EXERCISE DETAILS
In the entries that follow, how many lines hold the string "Site"? Give only that number.

RECORDS FOR PROCESSING
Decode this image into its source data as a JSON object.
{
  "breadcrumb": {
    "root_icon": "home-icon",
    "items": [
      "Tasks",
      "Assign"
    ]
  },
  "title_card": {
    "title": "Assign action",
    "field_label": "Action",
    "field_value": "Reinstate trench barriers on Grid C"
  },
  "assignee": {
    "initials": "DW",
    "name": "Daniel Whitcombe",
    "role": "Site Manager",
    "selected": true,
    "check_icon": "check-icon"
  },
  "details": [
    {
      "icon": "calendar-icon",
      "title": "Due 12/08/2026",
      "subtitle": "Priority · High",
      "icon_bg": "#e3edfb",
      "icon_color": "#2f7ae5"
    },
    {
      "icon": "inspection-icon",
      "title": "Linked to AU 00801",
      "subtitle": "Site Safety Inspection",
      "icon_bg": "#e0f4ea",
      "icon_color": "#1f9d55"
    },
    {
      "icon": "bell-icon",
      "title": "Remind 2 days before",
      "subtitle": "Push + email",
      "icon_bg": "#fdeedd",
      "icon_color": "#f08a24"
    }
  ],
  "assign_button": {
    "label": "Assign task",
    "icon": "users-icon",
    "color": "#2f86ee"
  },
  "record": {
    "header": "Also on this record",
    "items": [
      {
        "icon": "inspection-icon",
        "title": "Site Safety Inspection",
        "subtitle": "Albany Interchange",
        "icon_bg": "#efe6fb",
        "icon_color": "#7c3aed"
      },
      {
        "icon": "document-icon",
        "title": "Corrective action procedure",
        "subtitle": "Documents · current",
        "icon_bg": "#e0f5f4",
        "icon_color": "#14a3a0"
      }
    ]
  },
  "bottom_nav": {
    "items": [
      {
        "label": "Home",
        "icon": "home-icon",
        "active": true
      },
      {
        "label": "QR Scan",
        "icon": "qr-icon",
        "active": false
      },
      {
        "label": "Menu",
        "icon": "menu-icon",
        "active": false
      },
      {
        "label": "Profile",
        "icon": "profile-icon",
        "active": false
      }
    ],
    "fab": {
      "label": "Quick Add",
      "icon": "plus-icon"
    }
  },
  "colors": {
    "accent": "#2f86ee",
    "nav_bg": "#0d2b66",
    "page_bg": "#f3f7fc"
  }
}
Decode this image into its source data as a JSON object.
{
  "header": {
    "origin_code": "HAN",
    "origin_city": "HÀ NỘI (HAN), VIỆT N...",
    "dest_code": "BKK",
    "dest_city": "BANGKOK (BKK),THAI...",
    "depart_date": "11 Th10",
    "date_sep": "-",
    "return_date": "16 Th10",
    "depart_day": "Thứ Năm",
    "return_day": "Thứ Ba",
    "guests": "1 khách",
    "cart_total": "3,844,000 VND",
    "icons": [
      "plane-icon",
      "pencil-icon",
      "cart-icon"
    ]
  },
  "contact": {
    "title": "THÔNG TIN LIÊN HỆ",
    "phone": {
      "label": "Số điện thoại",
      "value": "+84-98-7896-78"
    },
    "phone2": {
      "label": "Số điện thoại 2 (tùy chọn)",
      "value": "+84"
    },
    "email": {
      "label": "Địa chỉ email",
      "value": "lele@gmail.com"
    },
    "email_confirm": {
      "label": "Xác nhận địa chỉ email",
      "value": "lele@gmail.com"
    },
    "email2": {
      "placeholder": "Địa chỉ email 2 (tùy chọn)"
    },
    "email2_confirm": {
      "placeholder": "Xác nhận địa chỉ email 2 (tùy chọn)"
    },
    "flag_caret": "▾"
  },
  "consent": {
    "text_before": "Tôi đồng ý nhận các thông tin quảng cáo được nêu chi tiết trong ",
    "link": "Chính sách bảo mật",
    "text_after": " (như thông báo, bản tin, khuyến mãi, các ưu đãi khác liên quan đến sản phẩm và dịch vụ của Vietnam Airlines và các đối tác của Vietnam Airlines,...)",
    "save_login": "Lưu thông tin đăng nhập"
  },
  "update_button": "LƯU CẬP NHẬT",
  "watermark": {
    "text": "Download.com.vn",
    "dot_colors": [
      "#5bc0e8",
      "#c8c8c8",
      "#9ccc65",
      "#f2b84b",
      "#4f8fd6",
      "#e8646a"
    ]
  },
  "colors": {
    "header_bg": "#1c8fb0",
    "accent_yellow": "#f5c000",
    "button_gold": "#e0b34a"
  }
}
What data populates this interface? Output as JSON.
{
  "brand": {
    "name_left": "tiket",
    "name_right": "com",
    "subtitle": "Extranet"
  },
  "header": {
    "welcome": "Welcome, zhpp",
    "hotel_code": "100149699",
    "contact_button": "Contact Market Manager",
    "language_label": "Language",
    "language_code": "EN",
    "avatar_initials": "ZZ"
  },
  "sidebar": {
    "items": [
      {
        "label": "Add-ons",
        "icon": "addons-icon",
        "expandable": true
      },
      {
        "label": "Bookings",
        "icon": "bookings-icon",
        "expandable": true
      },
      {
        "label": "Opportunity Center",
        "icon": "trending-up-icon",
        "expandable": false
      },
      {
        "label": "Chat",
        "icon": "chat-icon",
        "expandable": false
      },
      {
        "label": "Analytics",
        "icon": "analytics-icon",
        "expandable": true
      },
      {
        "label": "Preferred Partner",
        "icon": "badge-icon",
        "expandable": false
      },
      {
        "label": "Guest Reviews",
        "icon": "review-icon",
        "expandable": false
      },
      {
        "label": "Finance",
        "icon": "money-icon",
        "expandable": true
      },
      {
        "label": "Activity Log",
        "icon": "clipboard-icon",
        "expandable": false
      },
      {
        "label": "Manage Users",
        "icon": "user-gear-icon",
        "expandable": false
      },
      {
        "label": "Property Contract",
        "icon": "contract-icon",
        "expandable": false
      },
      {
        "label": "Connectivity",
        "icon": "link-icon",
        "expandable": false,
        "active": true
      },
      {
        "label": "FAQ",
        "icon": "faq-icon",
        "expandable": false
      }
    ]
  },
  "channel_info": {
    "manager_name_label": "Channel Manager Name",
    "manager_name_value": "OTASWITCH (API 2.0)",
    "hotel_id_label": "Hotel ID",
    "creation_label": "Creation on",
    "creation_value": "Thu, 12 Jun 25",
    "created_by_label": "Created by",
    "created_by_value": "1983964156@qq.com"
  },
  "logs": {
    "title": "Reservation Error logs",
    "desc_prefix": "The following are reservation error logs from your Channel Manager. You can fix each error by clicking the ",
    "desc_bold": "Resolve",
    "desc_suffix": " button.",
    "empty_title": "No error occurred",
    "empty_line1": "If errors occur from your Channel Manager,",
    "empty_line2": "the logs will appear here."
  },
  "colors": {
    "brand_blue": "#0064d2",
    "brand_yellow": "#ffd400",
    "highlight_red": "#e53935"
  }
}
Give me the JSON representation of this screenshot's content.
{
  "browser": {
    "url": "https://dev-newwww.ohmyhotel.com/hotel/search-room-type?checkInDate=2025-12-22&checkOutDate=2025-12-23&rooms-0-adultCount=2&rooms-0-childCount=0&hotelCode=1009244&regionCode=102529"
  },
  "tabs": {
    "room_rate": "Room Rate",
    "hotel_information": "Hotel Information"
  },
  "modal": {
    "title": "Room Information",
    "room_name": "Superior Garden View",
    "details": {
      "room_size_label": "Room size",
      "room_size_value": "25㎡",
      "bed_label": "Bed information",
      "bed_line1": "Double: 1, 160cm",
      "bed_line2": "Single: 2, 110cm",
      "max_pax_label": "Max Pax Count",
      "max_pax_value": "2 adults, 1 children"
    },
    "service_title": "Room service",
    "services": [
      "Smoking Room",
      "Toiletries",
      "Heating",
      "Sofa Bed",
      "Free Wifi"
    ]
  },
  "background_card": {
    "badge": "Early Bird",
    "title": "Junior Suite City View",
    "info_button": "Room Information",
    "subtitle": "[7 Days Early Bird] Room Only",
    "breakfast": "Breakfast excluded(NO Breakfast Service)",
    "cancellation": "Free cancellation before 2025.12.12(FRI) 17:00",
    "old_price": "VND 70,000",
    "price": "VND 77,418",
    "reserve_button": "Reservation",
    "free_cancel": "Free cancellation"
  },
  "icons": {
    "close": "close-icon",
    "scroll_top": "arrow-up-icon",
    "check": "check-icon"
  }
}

RESPONSE FOR THIS EXERCISE
3